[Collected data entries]
-- start --

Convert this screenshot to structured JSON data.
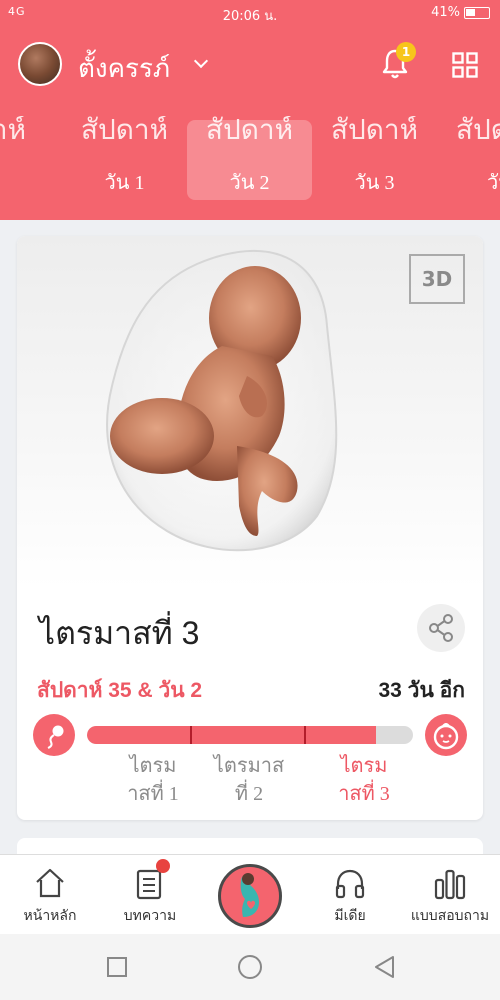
{
  "status_bar": {
    "signal_text": "4G",
    "time": "20:06 น.",
    "battery": "41%"
  },
  "header": {
    "username": "ตั้งครรภ์",
    "notification_count": "1"
  },
  "days": [
    {
      "top": "สัปดาห์",
      "label": "วัน 1"
    },
    {
      "top": "สัปดาห์",
      "label": "วัน 2"
    },
    {
      "top": "สัปดาห์",
      "label": "วัน 3"
    },
    {
      "top": "สัปดาห์",
      "label": "วัน"
    }
  ],
  "card": {
    "badge_3d": "3D",
    "title": "ไตรมาสที่ 3",
    "week_day": "สัปดาห์ 35 & วัน 2",
    "remaining": "33 วัน อีก",
    "progress_fraction": 0.885,
    "trimesters": [
      {
        "label": "ไตรม\nาสที่ 1"
      },
      {
        "label": "ไตรมาส\nที่ 2"
      },
      {
        "label": "ไตรม\nาสที่ 3"
      }
    ]
  },
  "nav": {
    "home": "หน้าหลัก",
    "articles": "บทความ",
    "media": "มีเดีย",
    "survey": "แบบสอบถาม"
  },
  "colors": {
    "brand": "#f4646e",
    "accent_text": "#ed5864",
    "badge": "#f7c51b"
  }
}
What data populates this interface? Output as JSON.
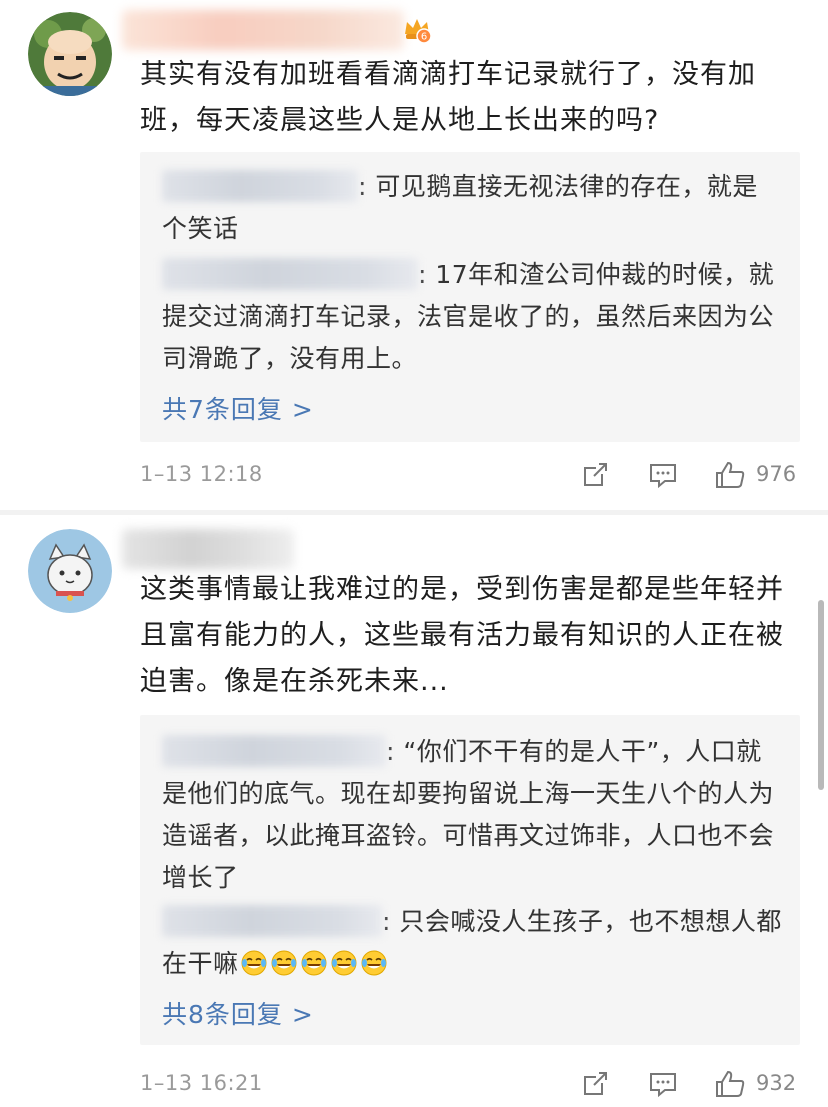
{
  "comments": [
    {
      "text": "其实有没有加班看看滴滴打车记录就行了，没有加班，每天凌晨这些人是从地上长出来的吗?",
      "vip_badge_icon": "vip-crown-icon",
      "vip_badge_level": "6",
      "replies": [
        {
          "text": ": 可见鹅直接无视法律的存在，就是个笑话"
        },
        {
          "text": ": 17年和渣公司仲裁的时候，就提交过滴滴打车记录，法官是收了的，虽然后来因为公司滑跪了，没有用上。"
        }
      ],
      "more_replies": "共7条回复 >",
      "time": "1–13 12:18",
      "like_count": "976"
    },
    {
      "text": "这类事情最让我难过的是，受到伤害是都是些年轻并且富有能力的人，这些最有活力最有知识的人正在被迫害。像是在杀死未来...",
      "replies": [
        {
          "text": ": “你们不干有的是人干”，人口就是他们的底气。现在却要拘留说上海一天生八个的人为造谣者，以此掩耳盗铃。可惜再文过饰非，人口也不会增长了"
        },
        {
          "text": ": 只会喊没人生孩子，也不想想人都在干嘛",
          "emoji": "laughing-crying-emoji",
          "emoji_count": 5
        }
      ],
      "more_replies": "共8条回复 >",
      "time": "1–13 16:21",
      "like_count": "932"
    }
  ],
  "colors": {
    "link": "#4a78b4",
    "reply_bg": "#f5f5f5",
    "meta_text": "#9a9a9a"
  },
  "icons": {
    "share": "share-icon",
    "comment": "comment-icon",
    "like": "thumbs-up-icon"
  }
}
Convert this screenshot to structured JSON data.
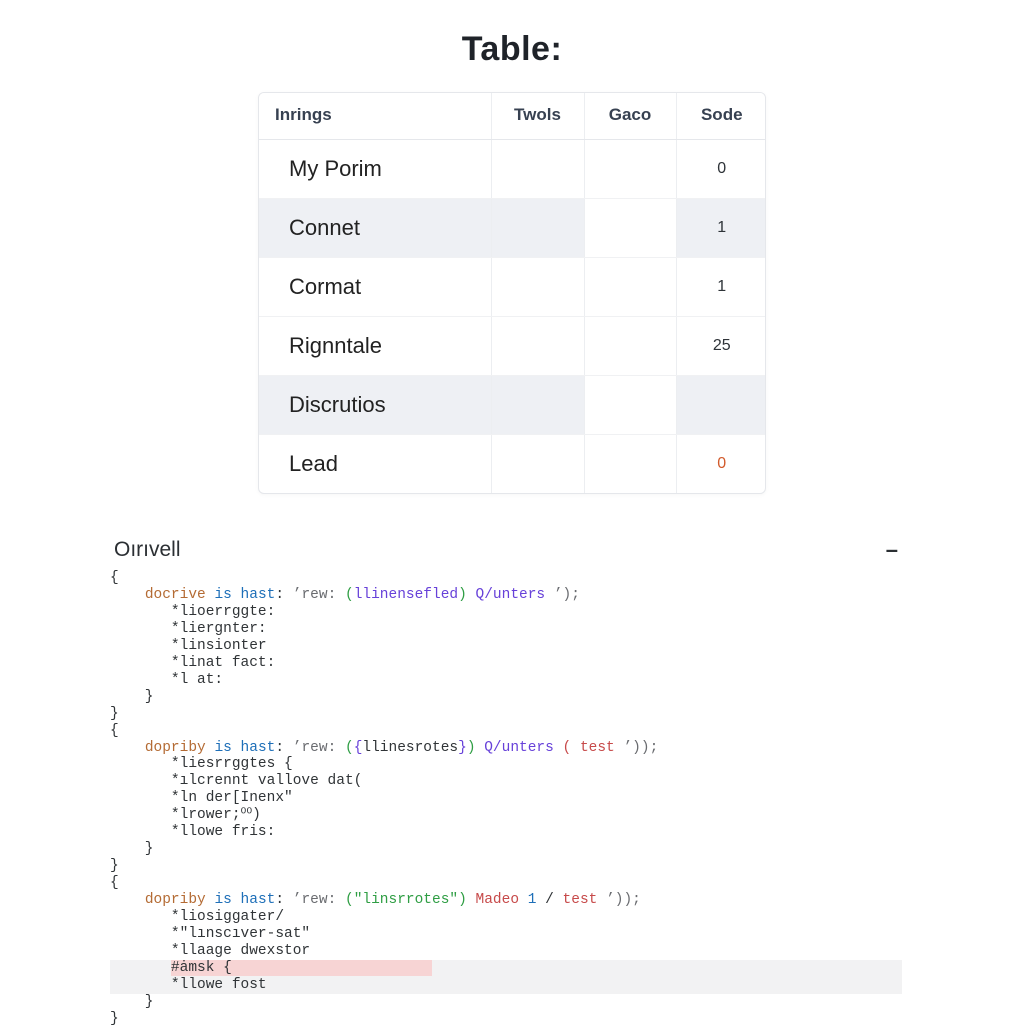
{
  "title": "Table:",
  "table": {
    "headers": [
      "Inrings",
      "Twols",
      "Gaco",
      "Sode"
    ],
    "rows": [
      {
        "cells": [
          "My Porim",
          "",
          "",
          "0"
        ],
        "alt": false,
        "sode_warn": false
      },
      {
        "cells": [
          "Connet",
          "",
          "",
          "1"
        ],
        "alt": true,
        "sode_warn": false
      },
      {
        "cells": [
          "Cormat",
          "",
          "",
          "1"
        ],
        "alt": false,
        "sode_warn": false
      },
      {
        "cells": [
          "Rignntale",
          "",
          "",
          "25"
        ],
        "alt": false,
        "sode_warn": false
      },
      {
        "cells": [
          "Discrutios",
          "",
          "",
          ""
        ],
        "alt": true,
        "sode_warn": false
      },
      {
        "cells": [
          "Lead",
          "",
          "",
          "0"
        ],
        "alt": false,
        "sode_warn": true
      }
    ]
  },
  "panel": {
    "title": "Oırıvell",
    "toggle": "–"
  },
  "code": {
    "block1": {
      "head_key": "docrive",
      "head_mid": "is hast",
      "head_str_a": "’rew:",
      "head_paren1a": "(",
      "head_paren2": "llinensefled",
      "head_paren1b": ")",
      "head_tail": "Q/unters",
      "head_str_b": "’);",
      "lines": [
        "*lioerrggte:",
        "*liergnter:",
        "*linsionter",
        "*linat fact:",
        "*l at:"
      ]
    },
    "block2": {
      "head_key": "dopriby",
      "head_mid": "is hast",
      "head_str_a": "’rew:",
      "head_paren1a": "(",
      "head_paren2a": "{",
      "head_paren2_text": "llinesrotes",
      "head_paren2b": "}",
      "head_paren1b": ")",
      "head_tail": "Q/unters",
      "head_paren_open": "(",
      "head_test": "test",
      "head_str_b": "’));",
      "lines": [
        "*liesrrggtes {",
        "*ılcrennt vallove dat(",
        "*ln der[Inenx\"",
        "*lrower;⁰⁰)",
        "*llowe fris:"
      ]
    },
    "block3": {
      "head_key": "dopriby",
      "head_mid": "is hast",
      "head_str_a": "’rew:",
      "head_paren1a": "(",
      "head_paren2_text": "\"linsrrotes\"",
      "head_paren1b": ")",
      "head_made": "Madeo",
      "head_num": "1",
      "head_slash": "/",
      "head_test": "test",
      "head_str_b": "’));",
      "lines": [
        "*liosiggater/",
        "*\"lınscıver-sat\"",
        "*llaage dwexstor",
        "#ȧmsk {",
        "*llowe fost"
      ]
    }
  }
}
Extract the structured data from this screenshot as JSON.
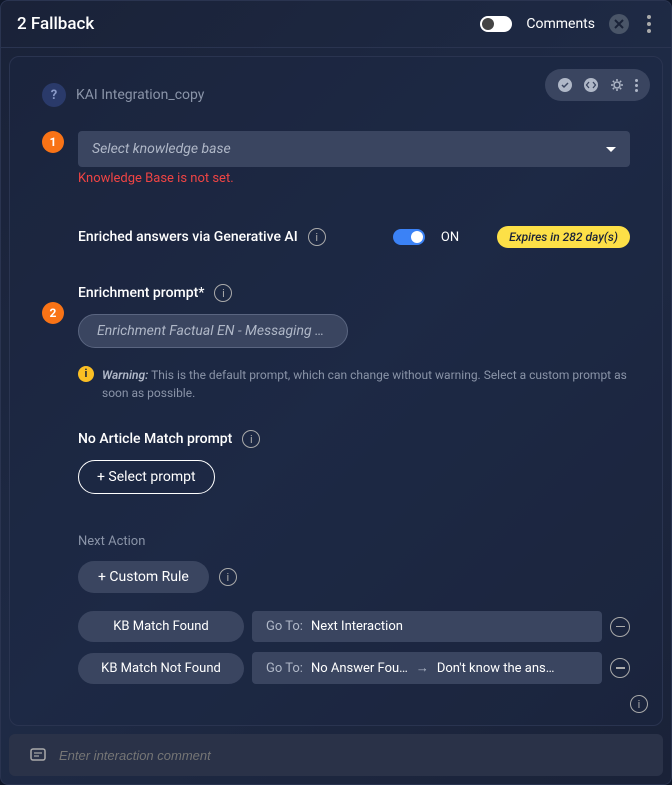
{
  "titlebar": {
    "title": "2 Fallback",
    "comments_label": "Comments"
  },
  "subtitle": "KAI Integration_copy",
  "step1": {
    "num": "1",
    "dropdown_placeholder": "Select knowledge base",
    "error": "Knowledge Base is not set."
  },
  "enriched": {
    "label": "Enriched answers via Generative AI",
    "toggle_state": "ON",
    "expires": "Expires in 282 day(s)"
  },
  "step2": {
    "num": "2",
    "label": "Enrichment prompt*",
    "chip": "Enrichment Factual EN - Messaging …",
    "warn_label": "Warning:",
    "warn_text": "This is the default prompt, which can change without warning. Select a custom prompt as soon as possible."
  },
  "no_match": {
    "label": "No Article Match prompt",
    "button": "+ Select prompt"
  },
  "next_action": {
    "label": "Next Action",
    "custom_rule": "+ Custom Rule",
    "rules": [
      {
        "condition": "KB Match Found",
        "goto_prefix": "Go To:",
        "target": "Next Interaction"
      },
      {
        "condition": "KB Match Not Found",
        "goto_prefix": "Go To:",
        "target1": "No Answer Fou…",
        "target2": "Don't know the ans…"
      }
    ]
  },
  "footer": {
    "placeholder": "Enter interaction comment"
  }
}
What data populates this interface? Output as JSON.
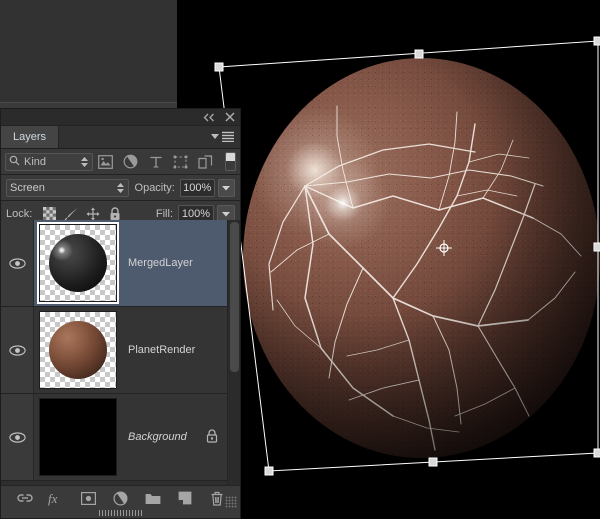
{
  "app": {
    "workspace_bg": "#323232",
    "canvas_bg": "#000000"
  },
  "panel": {
    "title": "Layers",
    "tab_label": "Layers",
    "collapse_icon": "collapse-double-arrow-icon",
    "close_icon": "close-icon",
    "menu_icon": "panel-menu-icon",
    "filter": {
      "kind_label": "Kind",
      "search_icon": "search-icon",
      "stepper_icon": "stepper-arrows-icon",
      "icons": [
        {
          "name": "filter-pixel-layers-icon",
          "glyph": "image"
        },
        {
          "name": "filter-adjustment-layers-icon",
          "glyph": "half-circle"
        },
        {
          "name": "filter-type-layers-icon",
          "glyph": "T"
        },
        {
          "name": "filter-shape-layers-icon",
          "glyph": "shape"
        },
        {
          "name": "filter-smart-object-icon",
          "glyph": "smart-object"
        }
      ],
      "toggle_name": "filter-enable-toggle"
    },
    "blend": {
      "mode_label": "Screen",
      "opacity_label": "Opacity:",
      "opacity_value": "100%"
    },
    "lock": {
      "label": "Lock:",
      "icons": [
        {
          "name": "lock-transparent-pixels-icon"
        },
        {
          "name": "lock-image-pixels-icon"
        },
        {
          "name": "lock-position-icon"
        },
        {
          "name": "lock-all-icon"
        }
      ],
      "fill_label": "Fill:",
      "fill_value": "100%"
    },
    "layers": [
      {
        "name": "MergedLayer",
        "selected": true,
        "visible": true,
        "locked": false,
        "italic": false,
        "thumb": "dark-sphere"
      },
      {
        "name": "PlanetRender",
        "selected": false,
        "visible": true,
        "locked": false,
        "italic": false,
        "thumb": "brown-sphere"
      },
      {
        "name": "Background",
        "selected": false,
        "visible": true,
        "locked": true,
        "italic": true,
        "thumb": "solid-black"
      }
    ],
    "bottom_icons": [
      {
        "name": "link-layers-icon"
      },
      {
        "name": "layer-style-fx-icon"
      },
      {
        "name": "add-layer-mask-icon"
      },
      {
        "name": "new-adjustment-layer-icon"
      },
      {
        "name": "new-group-icon"
      },
      {
        "name": "new-layer-icon"
      },
      {
        "name": "delete-layer-icon"
      }
    ],
    "selected_accent": "#4e5a6e"
  },
  "canvas": {
    "artwork_name": "planet-render",
    "transform_active": true,
    "reference_point_icon": "transform-reference-point-icon",
    "handle_count": 8
  }
}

-- end --

Select every line of the material above holding the word "true" and copy it.

Expected answer:
        "alt": true,
        "alt": true,
        "sode_warn": true
        "selected": true,
        "visible": true,
        "visible": true,
        "visible": true,
        "locked": true,
        "italic": true,
    "transform_active": true,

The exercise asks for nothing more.